Objective -> Leave out the images and repeat the listing below without a single change.

Recorded data

■ ■ ■ ■ ■

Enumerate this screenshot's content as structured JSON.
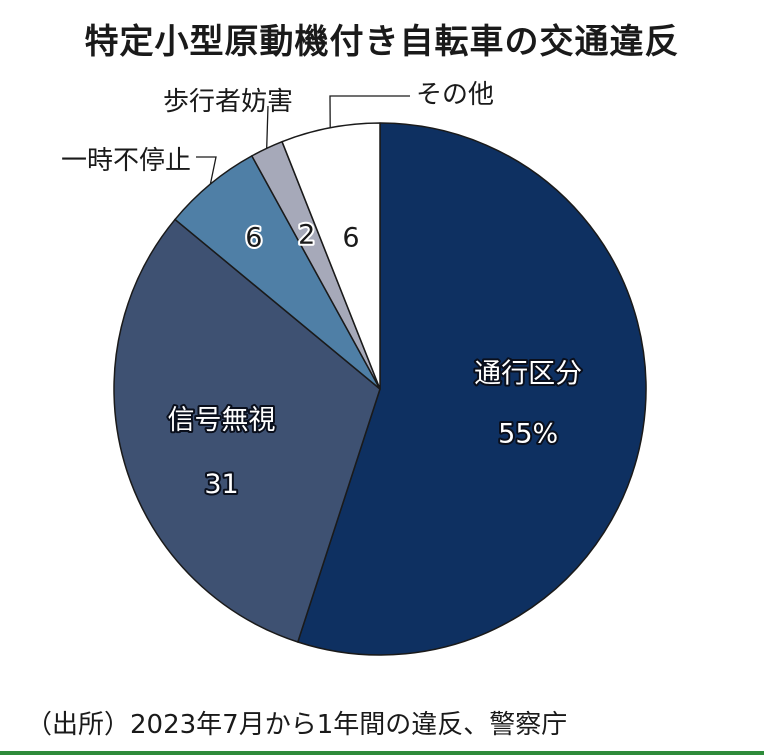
{
  "header": {
    "title": "特定小型原動機付き自転車の交通違反"
  },
  "footer": {
    "source": "（出所）2023年7月から1年間の違反、警察庁"
  },
  "colors": {
    "slice_1": "#0e3061",
    "slice_2": "#3e5172",
    "slice_3": "#4f7fa6",
    "slice_4": "#a6a9b9",
    "slice_5": "#ffffff",
    "outline": "#1a1a1a",
    "accent_rule": "#2e8b3a"
  },
  "chart_data": {
    "type": "pie",
    "categories": [
      "通行区分",
      "信号無視",
      "一時不停止",
      "歩行者妨害",
      "その他"
    ],
    "values": [
      55,
      31,
      6,
      2,
      6
    ],
    "value_labels": [
      "55%",
      "31",
      "6",
      "2",
      "6"
    ],
    "unit": "%",
    "title": "特定小型原動機付き自転車の交通違反",
    "start": "12 o'clock",
    "direction": "clockwise",
    "legend": "none"
  }
}
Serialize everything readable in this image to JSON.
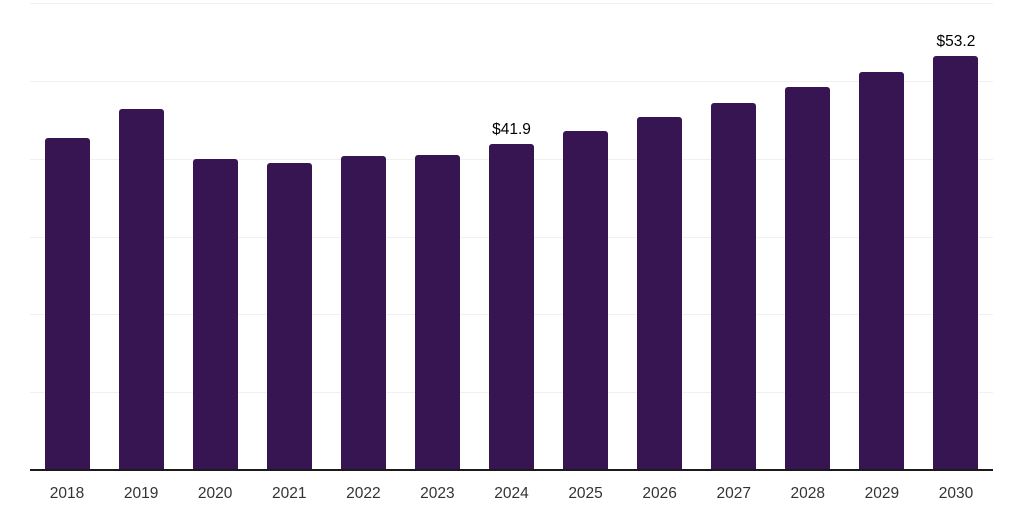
{
  "chart_data": {
    "type": "bar",
    "categories": [
      "2018",
      "2019",
      "2020",
      "2021",
      "2022",
      "2023",
      "2024",
      "2025",
      "2026",
      "2027",
      "2028",
      "2029",
      "2030"
    ],
    "values": [
      42.7,
      46.4,
      40.0,
      39.4,
      40.3,
      40.5,
      41.9,
      43.6,
      45.4,
      47.2,
      49.2,
      51.1,
      53.2
    ],
    "data_labels": [
      "",
      "",
      "",
      "",
      "",
      "",
      "$41.9",
      "",
      "",
      "",
      "",
      "",
      "$53.2"
    ],
    "title": "",
    "xlabel": "",
    "ylabel": "",
    "ylim": [
      0,
      60
    ],
    "gridline_step": 10,
    "grid": "horizontal",
    "legend": "none",
    "colors": {
      "bar": "#371553",
      "axis_line": "#1a1a1a",
      "gridline": "#f0f0f0",
      "tick_label": "#333333",
      "data_label": "#000000",
      "background": "#ffffff"
    }
  }
}
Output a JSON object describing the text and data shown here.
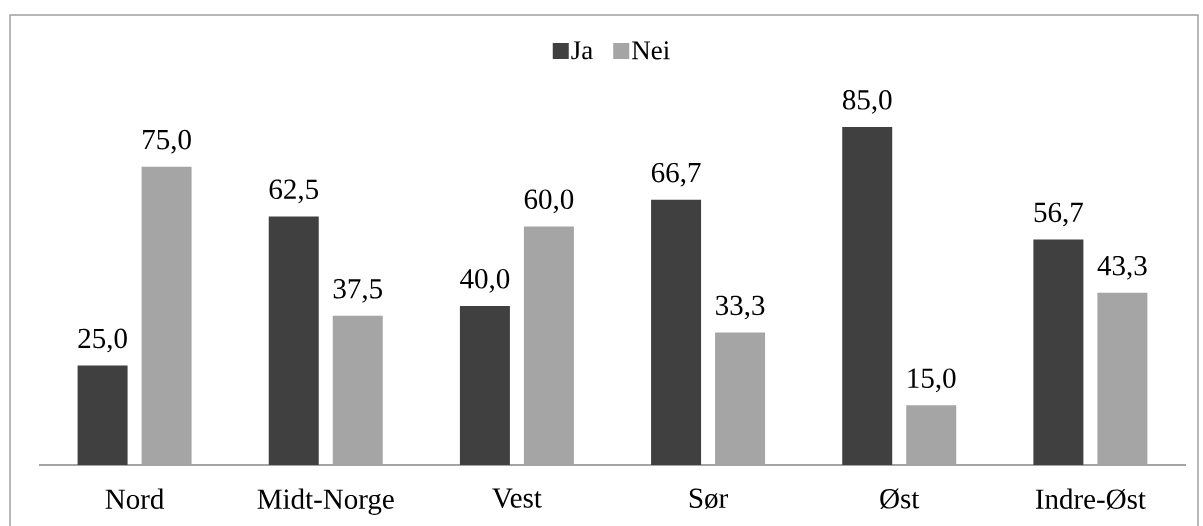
{
  "chart_data": {
    "type": "bar",
    "categories": [
      "Nord",
      "Midt-Norge",
      "Vest",
      "Sør",
      "Øst",
      "Indre-Øst"
    ],
    "series": [
      {
        "name": "Ja",
        "color": "#404040",
        "values": [
          25.0,
          62.5,
          40.0,
          66.7,
          85.0,
          56.7
        ],
        "value_labels": [
          "25,0",
          "62,5",
          "40,0",
          "66,7",
          "85,0",
          "56,7"
        ]
      },
      {
        "name": "Nei",
        "color": "#a5a5a5",
        "values": [
          75.0,
          37.5,
          60.0,
          33.3,
          15.0,
          43.3
        ],
        "value_labels": [
          "75,0",
          "37,5",
          "60,0",
          "33,3",
          "15,0",
          "43,3"
        ]
      }
    ],
    "legend": "top",
    "tick_labels": "x"
  }
}
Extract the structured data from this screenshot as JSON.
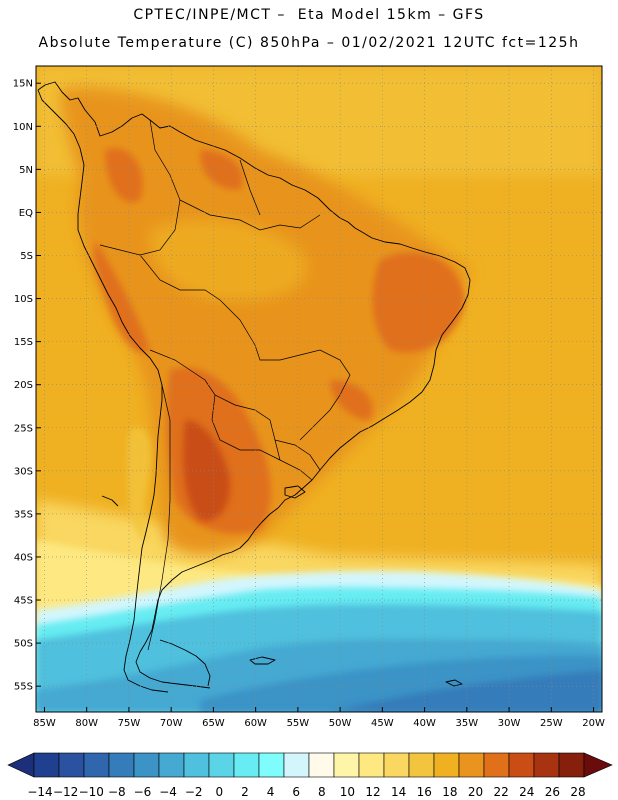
{
  "header": {
    "line1": "CPTEC/INPE/MCT –  Eta Model 15km – GFS",
    "line2": "Absolute Temperature (C) 850hPa – 01/02/2021 12UTC fct=125h"
  },
  "map": {
    "lat_labels": [
      "15N",
      "10N",
      "5N",
      "EQ",
      "5S",
      "10S",
      "15S",
      "20S",
      "25S",
      "30S",
      "35S",
      "40S",
      "45S",
      "50S",
      "55S"
    ],
    "lat_values": [
      15,
      10,
      5,
      0,
      -5,
      -10,
      -15,
      -20,
      -25,
      -30,
      -35,
      -40,
      -45,
      -50,
      -55
    ],
    "lon_labels": [
      "85W",
      "80W",
      "75W",
      "70W",
      "65W",
      "60W",
      "55W",
      "50W",
      "45W",
      "40W",
      "35W",
      "30W",
      "25W",
      "20W"
    ],
    "lon_values": [
      -85,
      -80,
      -75,
      -70,
      -65,
      -60,
      -55,
      -50,
      -45,
      -40,
      -35,
      -30,
      -25,
      -20
    ],
    "lat_range": [
      -58,
      17
    ],
    "lon_range": [
      -86,
      -19
    ],
    "grid": "dotted"
  },
  "colorbar": {
    "labels": [
      "-14",
      "-12",
      "-10",
      "-8",
      "-6",
      "-4",
      "-2",
      "0",
      "2",
      "4",
      "6",
      "8",
      "10",
      "12",
      "14",
      "16",
      "18",
      "20",
      "22",
      "24",
      "26",
      "28"
    ],
    "colors": [
      "#1f3f8f",
      "#2a52a0",
      "#2f66ae",
      "#347cba",
      "#3b93c6",
      "#45a9d2",
      "#4fc0dd",
      "#5ad4e6",
      "#66ecf2",
      "#7ffcfc",
      "#d3f6fd",
      "#fffaea",
      "#fff5a8",
      "#fde881",
      "#f9d761",
      "#f3c43e",
      "#efb022",
      "#e8941f",
      "#e0701a",
      "#c94d14",
      "#a83310",
      "#86200c"
    ],
    "under_color": "#1b2f7a",
    "over_color": "#6a0c0c"
  }
}
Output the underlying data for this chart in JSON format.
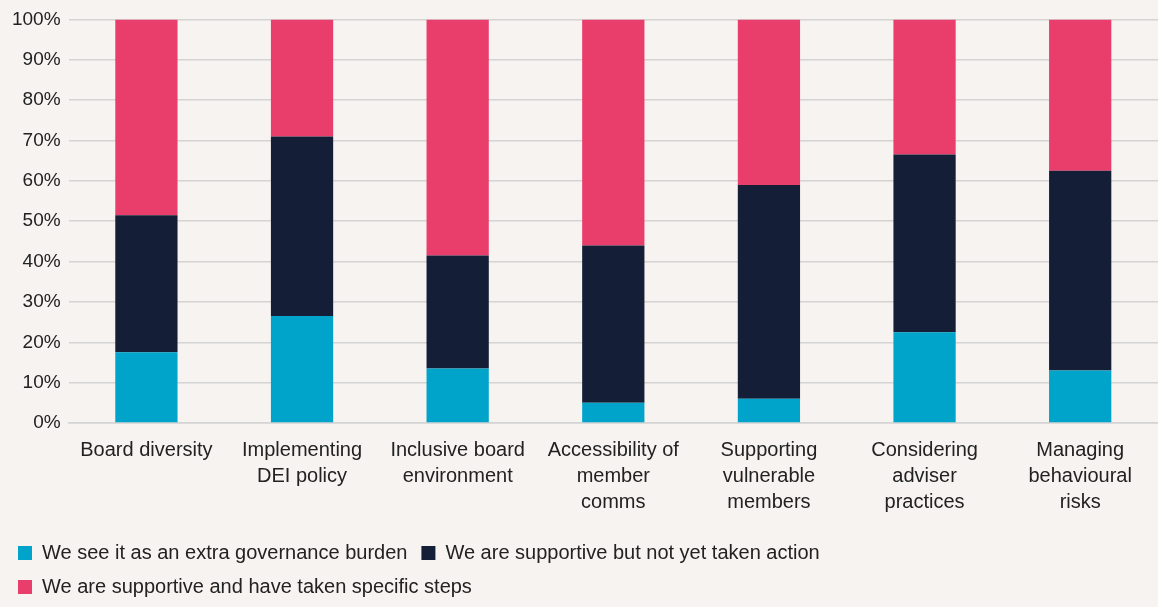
{
  "chart_data": {
    "type": "bar",
    "stacked": true,
    "categories": [
      "Board diversity",
      "Implementing DEI policy",
      "Inclusive board environment",
      "Accessibility of member comms",
      "Supporting vulnerable members",
      "Considering adviser practices",
      "Managing behavioural risks"
    ],
    "series": [
      {
        "name": "We see it as an extra governance burden",
        "color": "#00a3c9",
        "values": [
          17.5,
          26.5,
          13.5,
          5,
          6,
          22.5,
          13
        ]
      },
      {
        "name": "We are supportive but not yet taken action",
        "color": "#141e36",
        "values": [
          34,
          44.5,
          28,
          39,
          53,
          44,
          49.5
        ]
      },
      {
        "name": "We are supportive and have taken specific steps",
        "color": "#e93e6c",
        "values": [
          48.5,
          29,
          58.5,
          56,
          41,
          33.5,
          37.5
        ]
      }
    ],
    "ylim": [
      0,
      100
    ],
    "yticks": [
      {
        "value": 0,
        "label": "0%"
      },
      {
        "value": 10,
        "label": "10%"
      },
      {
        "value": 20,
        "label": "20%"
      },
      {
        "value": 30,
        "label": "30%"
      },
      {
        "value": 40,
        "label": "40%"
      },
      {
        "value": 50,
        "label": "50%"
      },
      {
        "value": 60,
        "label": "60%"
      },
      {
        "value": 70,
        "label": "70%"
      },
      {
        "value": 80,
        "label": "80%"
      },
      {
        "value": 90,
        "label": "90%"
      },
      {
        "value": 100,
        "label": "100%"
      }
    ],
    "grid": "y",
    "legend": "bottom"
  }
}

■ ■ ■ ■ ■

Right answer ->
Enumerate this screenshot's content as structured JSON.
{
  "header": {
    "title": "特定小型原動機付き自転車の交通違反"
  },
  "footer": {
    "source": "（出所）2023年7月から1年間の違反、警察庁"
  },
  "colors": {
    "slice_1": "#0e3061",
    "slice_2": "#3e5172",
    "slice_3": "#4f7fa6",
    "slice_4": "#a6a9b9",
    "slice_5": "#ffffff",
    "outline": "#1a1a1a",
    "accent_rule": "#2e8b3a"
  },
  "chart_data": {
    "type": "pie",
    "categories": [
      "通行区分",
      "信号無視",
      "一時不停止",
      "歩行者妨害",
      "その他"
    ],
    "values": [
      55,
      31,
      6,
      2,
      6
    ],
    "value_labels": [
      "55%",
      "31",
      "6",
      "2",
      "6"
    ],
    "unit": "%",
    "title": "特定小型原動機付き自転車の交通違反",
    "start": "12 o'clock",
    "direction": "clockwise",
    "legend": "none"
  }
}
Serialize everything readable in this image to JSON.
{
  "chart_data": {
    "type": "bar",
    "categories": [
      "2018",
      "2019",
      "2020",
      "2021",
      "2022",
      "2023",
      "2024",
      "2025",
      "2026",
      "2027",
      "2028",
      "2029",
      "2030"
    ],
    "values": [
      42.7,
      46.4,
      40.0,
      39.4,
      40.3,
      40.5,
      41.9,
      43.6,
      45.4,
      47.2,
      49.2,
      51.1,
      53.2
    ],
    "data_labels": [
      "",
      "",
      "",
      "",
      "",
      "",
      "$41.9",
      "",
      "",
      "",
      "",
      "",
      "$53.2"
    ],
    "title": "",
    "xlabel": "",
    "ylabel": "",
    "ylim": [
      0,
      60
    ],
    "gridline_step": 10,
    "grid": "horizontal",
    "legend": "none",
    "colors": {
      "bar": "#371553",
      "axis_line": "#1a1a1a",
      "gridline": "#f0f0f0",
      "tick_label": "#333333",
      "data_label": "#000000",
      "background": "#ffffff"
    }
  }
}
Output a JSON object describing the text and data shown here.
{
  "chart_data": {
    "type": "bar",
    "categories": [
      "Nord",
      "Midt-Norge",
      "Vest",
      "Sør",
      "Øst",
      "Indre-Øst"
    ],
    "series": [
      {
        "name": "Ja",
        "color": "#404040",
        "values": [
          25.0,
          62.5,
          40.0,
          66.7,
          85.0,
          56.7
        ],
        "value_labels": [
          "25,0",
          "62,5",
          "40,0",
          "66,7",
          "85,0",
          "56,7"
        ]
      },
      {
        "name": "Nei",
        "color": "#a5a5a5",
        "values": [
          75.0,
          37.5,
          60.0,
          33.3,
          15.0,
          43.3
        ],
        "value_labels": [
          "75,0",
          "37,5",
          "60,0",
          "33,3",
          "15,0",
          "43,3"
        ]
      }
    ],
    "legend": "top",
    "tick_labels": "x"
  }
}
Extract the structured data from this screenshot as JSON.
{
  "header": {
    "line1": "CPTEC/INPE/MCT –  Eta Model 15km – GFS",
    "line2": "Absolute Temperature (C) 850hPa – 01/02/2021 12UTC fct=125h"
  },
  "map": {
    "lat_labels": [
      "15N",
      "10N",
      "5N",
      "EQ",
      "5S",
      "10S",
      "15S",
      "20S",
      "25S",
      "30S",
      "35S",
      "40S",
      "45S",
      "50S",
      "55S"
    ],
    "lat_values": [
      15,
      10,
      5,
      0,
      -5,
      -10,
      -15,
      -20,
      -25,
      -30,
      -35,
      -40,
      -45,
      -50,
      -55
    ],
    "lon_labels": [
      "85W",
      "80W",
      "75W",
      "70W",
      "65W",
      "60W",
      "55W",
      "50W",
      "45W",
      "40W",
      "35W",
      "30W",
      "25W",
      "20W"
    ],
    "lon_values": [
      -85,
      -80,
      -75,
      -70,
      -65,
      -60,
      -55,
      -50,
      -45,
      -40,
      -35,
      -30,
      -25,
      -20
    ],
    "lat_range": [
      -58,
      17
    ],
    "lon_range": [
      -86,
      -19
    ],
    "grid": "dotted"
  },
  "colorbar": {
    "labels": [
      "-14",
      "-12",
      "-10",
      "-8",
      "-6",
      "-4",
      "-2",
      "0",
      "2",
      "4",
      "6",
      "8",
      "10",
      "12",
      "14",
      "16",
      "18",
      "20",
      "22",
      "24",
      "26",
      "28"
    ],
    "colors": [
      "#1f3f8f",
      "#2a52a0",
      "#2f66ae",
      "#347cba",
      "#3b93c6",
      "#45a9d2",
      "#4fc0dd",
      "#5ad4e6",
      "#66ecf2",
      "#7ffcfc",
      "#d3f6fd",
      "#fffaea",
      "#fff5a8",
      "#fde881",
      "#f9d761",
      "#f3c43e",
      "#efb022",
      "#e8941f",
      "#e0701a",
      "#c94d14",
      "#a83310",
      "#86200c"
    ],
    "under_color": "#1b2f7a",
    "over_color": "#6a0c0c"
  }
}
Output the underlying data for this chart in JSON format.
{
  "chart_data": {
    "type": "bar",
    "stacked": true,
    "categories": [
      "Board diversity",
      "Implementing DEI policy",
      "Inclusive board environment",
      "Accessibility of member comms",
      "Supporting vulnerable members",
      "Considering adviser practices",
      "Managing behavioural risks"
    ],
    "series": [
      {
        "name": "We see it as an extra governance burden",
        "color": "#00a3c9",
        "values": [
          17.5,
          26.5,
          13.5,
          5,
          6,
          22.5,
          13
        ]
      },
      {
        "name": "We are supportive but not yet taken action",
        "color": "#141e36",
        "values": [
          34,
          44.5,
          28,
          39,
          53,
          44,
          49.5
        ]
      },
      {
        "name": "We are supportive and have taken specific steps",
        "color": "#e93e6c",
        "values": [
          48.5,
          29,
          58.5,
          56,
          41,
          33.5,
          37.5
        ]
      }
    ],
    "ylim": [
      0,
      100
    ],
    "yticks": [
      {
        "value": 0,
        "label": "0%"
      },
      {
        "value": 10,
        "label": "10%"
      },
      {
        "value": 20,
        "label": "20%"
      },
      {
        "value": 30,
        "label": "30%"
      },
      {
        "value": 40,
        "label": "40%"
      },
      {
        "value": 50,
        "label": "50%"
      },
      {
        "value": 60,
        "label": "60%"
      },
      {
        "value": 70,
        "label": "70%"
      },
      {
        "value": 80,
        "label": "80%"
      },
      {
        "value": 90,
        "label": "90%"
      },
      {
        "value": 100,
        "label": "100%"
      }
    ],
    "grid": "y",
    "legend": "bottom"
  }
}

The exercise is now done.